▸ Görevin amacı
Yüksel Direnişi hakkındaki yazıya göre direnişçilerin alana çıkma sebebi nedir?

▸ Alıntı metin
* * * *

Ankara’da Direnişin Kalbi ‘Yüksel’de Bu Hafta

Ülkemiz direnişler ülkesi. Bunun en büyük örneklerinden biri Yüksel Direnişi. Tam 1331 gündür polisin tüm işkencelerine rağmen öğlen-akşam Ankara İnsan Hakları anıtının önünde haklarını arıyorlar. Sadece kendi yaşadıkları adaletsizlikleri değil ülkemizde yaşayan herkesin sorunlarını dile getiriyorlar.

Her gün aynı saatte aynı yerlerinde açıklama yapmak için polislerin işkencesine uğruyorlar. Polisin tüm işkencelerine rağmen asla direnişlerinden taviz vermiyorlar. Polis ise direnişçilere her gün sistematik bir şekilde işkence uyguluyor. Kalp hastası olan Acun Karadağ’ın ağzına biber gazı sıkıyor, Nazan Bozkurt’un göz kemiğini kırıyor, Mehmet Dersulu’yu her gün yerlerde sürüklüyor..

Yüksel Direnişçilerinin alana çıkma sebebi ise tek bir gece de Kanun Hükmünde Kararnamelerle (KHK) işsiz bırakılmaları. Alana çıkanlar arasında mimar, öğretmen, akademisyen ve memurlar var.

Bu hafta Yüksel’de yaşananlar:

  1. günün açıklamasını gerçekleştiren Nazan Bozkurt ve Alev Şahin, polislerin kendisini neden gözaltına almadıklarından bahsederken ülkemizde yargının iktidardan talimatla çalıştığını duyurdu. Adalet talebiyle ölüm orucunda olan Ebru Timtik’in teyzesinin yeğenine ses olmak istediği için tutuklanmasından bahsedildi.
    Alev Şahin’in kendi yaşadığı adaletsizlikleri anlatması üzerine direnişçiler yerlerde sürüklenerek alandan uzaklaştırıldılar.
  2. günün açıklamasını ise Mahmut Konuk ve Mehmet Dersulu gerçekleştirdi.
    Açıklamaya devletin halkı nasıl sömürdüğünü anlatmaya başladığı andan itibaren yerlerde sürüklenerek Mahmut Konuk işkenceye maruz kaldı. Açıklama, yapılan işkencelerin görülmemesi için çekim yapmalarına izin vermeyen polislerin tavrını anlatılarak devam ediliyor.
    Mehmet Dersulu ise AKP iktidarının teslim alamadığı baroları ‘çoklu baro’ maskesi altında bölüp parçalayarak teslim almaya çalıştığı anlatıldı ve 1330. günün öğlen açıklamasında direnen avukatlar selamlandı.

* * * *

▸ Verilen bilgiler

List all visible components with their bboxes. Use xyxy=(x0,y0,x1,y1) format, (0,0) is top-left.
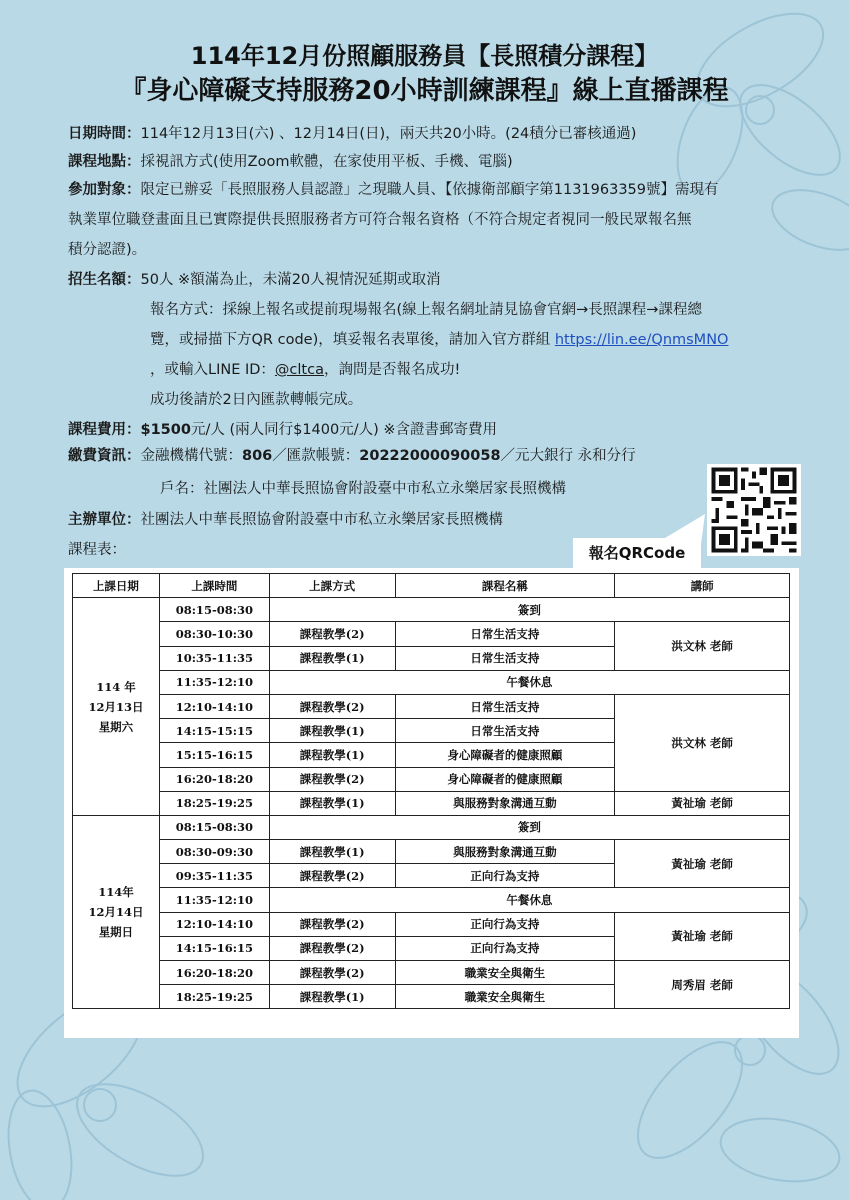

* * * *

▸ Doğru cevap
Tek bir gecede Kanun Hükmünde Kararnamelerle (KHK) işsiz bırakılmaları.